Set task
Go through the records and copy each line where the word "pakopas" occurs.
------ Material for this exercise ------
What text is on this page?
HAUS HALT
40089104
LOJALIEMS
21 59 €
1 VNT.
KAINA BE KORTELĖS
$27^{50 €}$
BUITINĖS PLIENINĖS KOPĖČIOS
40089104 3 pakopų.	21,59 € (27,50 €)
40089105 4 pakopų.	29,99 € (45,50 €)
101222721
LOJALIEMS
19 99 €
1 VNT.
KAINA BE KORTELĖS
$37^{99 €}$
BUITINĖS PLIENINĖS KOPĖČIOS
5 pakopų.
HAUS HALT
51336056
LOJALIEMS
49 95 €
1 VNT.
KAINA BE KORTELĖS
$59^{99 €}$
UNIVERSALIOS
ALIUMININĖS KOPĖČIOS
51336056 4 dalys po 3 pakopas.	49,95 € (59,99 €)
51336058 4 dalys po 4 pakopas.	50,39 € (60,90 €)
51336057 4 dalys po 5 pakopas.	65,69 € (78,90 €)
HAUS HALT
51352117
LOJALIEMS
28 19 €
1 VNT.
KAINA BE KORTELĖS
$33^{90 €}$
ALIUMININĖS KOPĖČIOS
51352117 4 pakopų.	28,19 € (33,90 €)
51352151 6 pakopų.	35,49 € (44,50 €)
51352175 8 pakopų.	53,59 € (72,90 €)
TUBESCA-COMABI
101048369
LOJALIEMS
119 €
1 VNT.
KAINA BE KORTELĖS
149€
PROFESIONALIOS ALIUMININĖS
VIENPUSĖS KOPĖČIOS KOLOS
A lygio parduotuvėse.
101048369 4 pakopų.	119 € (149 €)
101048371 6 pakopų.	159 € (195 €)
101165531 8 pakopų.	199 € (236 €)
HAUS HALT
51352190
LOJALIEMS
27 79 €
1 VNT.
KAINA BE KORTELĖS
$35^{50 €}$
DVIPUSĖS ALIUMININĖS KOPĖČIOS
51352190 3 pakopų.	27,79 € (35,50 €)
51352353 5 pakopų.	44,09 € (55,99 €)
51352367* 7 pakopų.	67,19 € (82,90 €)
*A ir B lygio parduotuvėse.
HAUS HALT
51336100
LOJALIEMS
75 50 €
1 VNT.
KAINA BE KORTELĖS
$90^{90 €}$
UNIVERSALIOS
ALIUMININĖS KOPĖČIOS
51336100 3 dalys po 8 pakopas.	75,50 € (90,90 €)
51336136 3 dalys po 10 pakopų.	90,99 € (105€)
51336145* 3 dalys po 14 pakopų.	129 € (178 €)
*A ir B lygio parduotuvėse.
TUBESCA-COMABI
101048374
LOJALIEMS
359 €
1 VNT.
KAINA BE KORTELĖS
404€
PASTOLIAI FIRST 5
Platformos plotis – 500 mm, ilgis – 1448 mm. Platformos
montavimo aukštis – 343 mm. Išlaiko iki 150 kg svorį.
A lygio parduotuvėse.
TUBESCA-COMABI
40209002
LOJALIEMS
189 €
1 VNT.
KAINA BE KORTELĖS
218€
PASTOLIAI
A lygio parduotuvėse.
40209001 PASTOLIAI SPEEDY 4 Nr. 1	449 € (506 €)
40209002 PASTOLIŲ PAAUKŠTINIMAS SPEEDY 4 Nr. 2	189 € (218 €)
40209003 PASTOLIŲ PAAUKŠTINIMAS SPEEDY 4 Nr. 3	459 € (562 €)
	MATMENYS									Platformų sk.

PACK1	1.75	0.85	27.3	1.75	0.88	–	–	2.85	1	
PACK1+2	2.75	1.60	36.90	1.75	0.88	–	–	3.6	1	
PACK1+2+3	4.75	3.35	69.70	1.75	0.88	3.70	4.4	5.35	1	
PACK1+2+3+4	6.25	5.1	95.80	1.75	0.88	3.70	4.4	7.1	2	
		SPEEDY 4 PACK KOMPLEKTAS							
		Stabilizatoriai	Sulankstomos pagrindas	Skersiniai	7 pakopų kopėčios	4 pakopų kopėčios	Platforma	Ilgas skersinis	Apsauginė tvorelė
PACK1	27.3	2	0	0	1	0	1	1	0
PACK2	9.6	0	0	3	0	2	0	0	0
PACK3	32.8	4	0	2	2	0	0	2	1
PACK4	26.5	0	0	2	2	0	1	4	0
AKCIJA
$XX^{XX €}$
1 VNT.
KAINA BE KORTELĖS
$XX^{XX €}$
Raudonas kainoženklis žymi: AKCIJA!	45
------
------ Material for this exercise ------
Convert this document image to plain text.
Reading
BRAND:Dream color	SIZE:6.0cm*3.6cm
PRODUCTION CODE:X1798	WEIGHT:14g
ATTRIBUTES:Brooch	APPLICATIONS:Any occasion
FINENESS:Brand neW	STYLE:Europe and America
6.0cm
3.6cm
------
------ Material for this exercise ------
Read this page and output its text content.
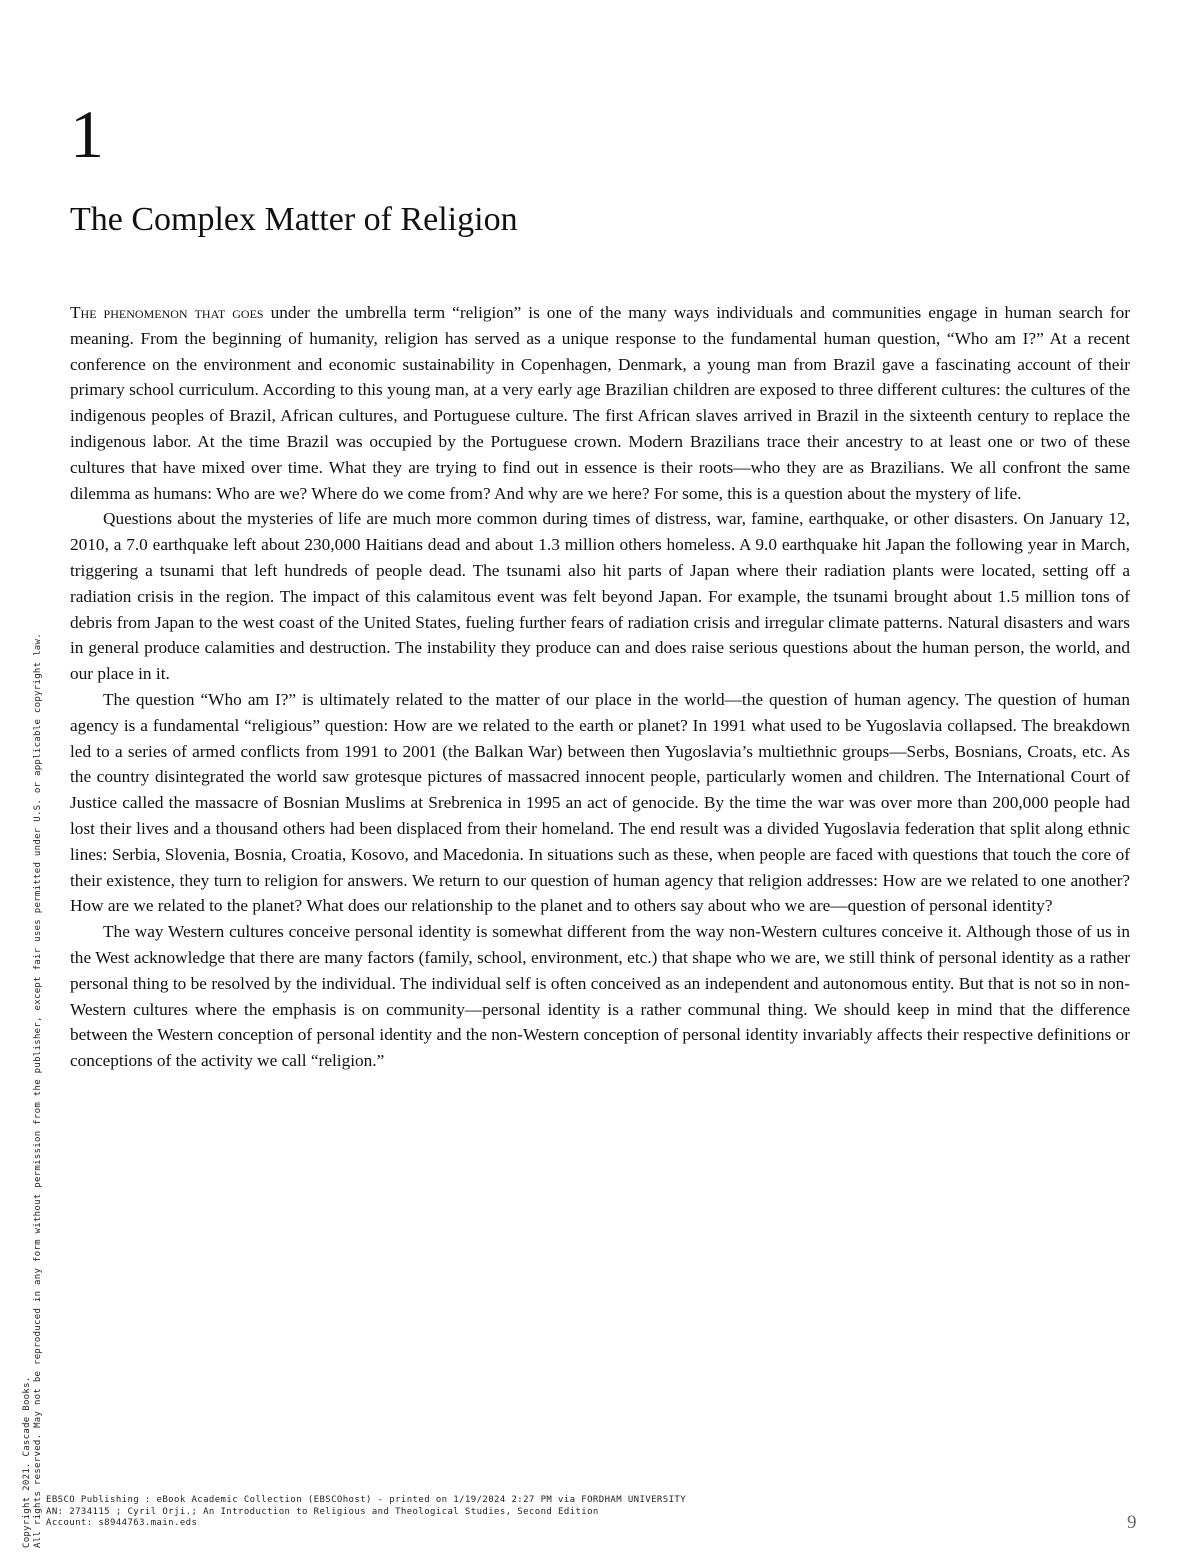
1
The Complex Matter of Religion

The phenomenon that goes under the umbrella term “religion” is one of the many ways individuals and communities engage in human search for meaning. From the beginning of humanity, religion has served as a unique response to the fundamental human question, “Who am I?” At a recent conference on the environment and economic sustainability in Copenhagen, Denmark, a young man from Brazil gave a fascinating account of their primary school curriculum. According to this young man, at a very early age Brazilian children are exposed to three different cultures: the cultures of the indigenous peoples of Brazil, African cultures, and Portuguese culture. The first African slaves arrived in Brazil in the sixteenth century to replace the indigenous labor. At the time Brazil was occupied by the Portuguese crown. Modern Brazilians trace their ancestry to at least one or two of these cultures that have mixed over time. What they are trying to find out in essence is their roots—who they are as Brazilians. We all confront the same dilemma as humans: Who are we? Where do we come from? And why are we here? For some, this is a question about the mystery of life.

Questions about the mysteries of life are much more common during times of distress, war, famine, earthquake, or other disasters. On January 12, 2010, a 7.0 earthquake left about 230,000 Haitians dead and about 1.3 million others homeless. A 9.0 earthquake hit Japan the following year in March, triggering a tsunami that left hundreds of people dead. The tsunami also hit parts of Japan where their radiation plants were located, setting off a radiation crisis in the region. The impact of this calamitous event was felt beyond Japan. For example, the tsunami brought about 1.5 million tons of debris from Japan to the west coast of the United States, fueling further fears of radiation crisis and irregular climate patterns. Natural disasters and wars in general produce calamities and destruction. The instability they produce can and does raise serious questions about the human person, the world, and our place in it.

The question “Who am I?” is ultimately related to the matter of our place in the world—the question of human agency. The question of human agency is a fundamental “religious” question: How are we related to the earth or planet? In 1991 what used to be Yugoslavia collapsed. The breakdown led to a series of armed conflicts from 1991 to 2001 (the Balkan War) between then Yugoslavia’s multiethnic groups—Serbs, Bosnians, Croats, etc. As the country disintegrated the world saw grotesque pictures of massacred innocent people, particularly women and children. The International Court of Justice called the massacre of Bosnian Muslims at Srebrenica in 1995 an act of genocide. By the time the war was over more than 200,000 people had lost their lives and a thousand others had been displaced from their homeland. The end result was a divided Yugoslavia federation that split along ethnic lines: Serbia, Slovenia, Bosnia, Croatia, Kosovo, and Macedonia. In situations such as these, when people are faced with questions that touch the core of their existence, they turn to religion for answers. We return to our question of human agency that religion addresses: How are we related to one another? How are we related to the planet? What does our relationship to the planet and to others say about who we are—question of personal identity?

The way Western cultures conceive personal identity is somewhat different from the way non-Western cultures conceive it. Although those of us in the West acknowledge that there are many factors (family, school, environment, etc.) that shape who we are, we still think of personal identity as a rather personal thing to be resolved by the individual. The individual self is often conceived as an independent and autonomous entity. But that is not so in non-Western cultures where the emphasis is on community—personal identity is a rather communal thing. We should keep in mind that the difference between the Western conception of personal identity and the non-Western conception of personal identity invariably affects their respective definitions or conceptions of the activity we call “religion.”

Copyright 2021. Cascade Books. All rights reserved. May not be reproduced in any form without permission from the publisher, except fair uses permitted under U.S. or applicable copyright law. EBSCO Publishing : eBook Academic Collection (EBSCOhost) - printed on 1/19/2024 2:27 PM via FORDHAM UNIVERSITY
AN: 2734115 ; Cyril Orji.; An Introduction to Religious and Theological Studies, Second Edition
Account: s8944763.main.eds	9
------
Answer below
51336056 4 dalys po 3 pakopas.	49,95 € (59,99 €)
51336058 4 dalys po 4 pakopas.	50,39 € (60,90 €)
51336057 4 dalys po 5 pakopas.	65,69 € (78,90 €)
51336100 3 dalys po 8 pakopas.	75,50 € (90,90 €)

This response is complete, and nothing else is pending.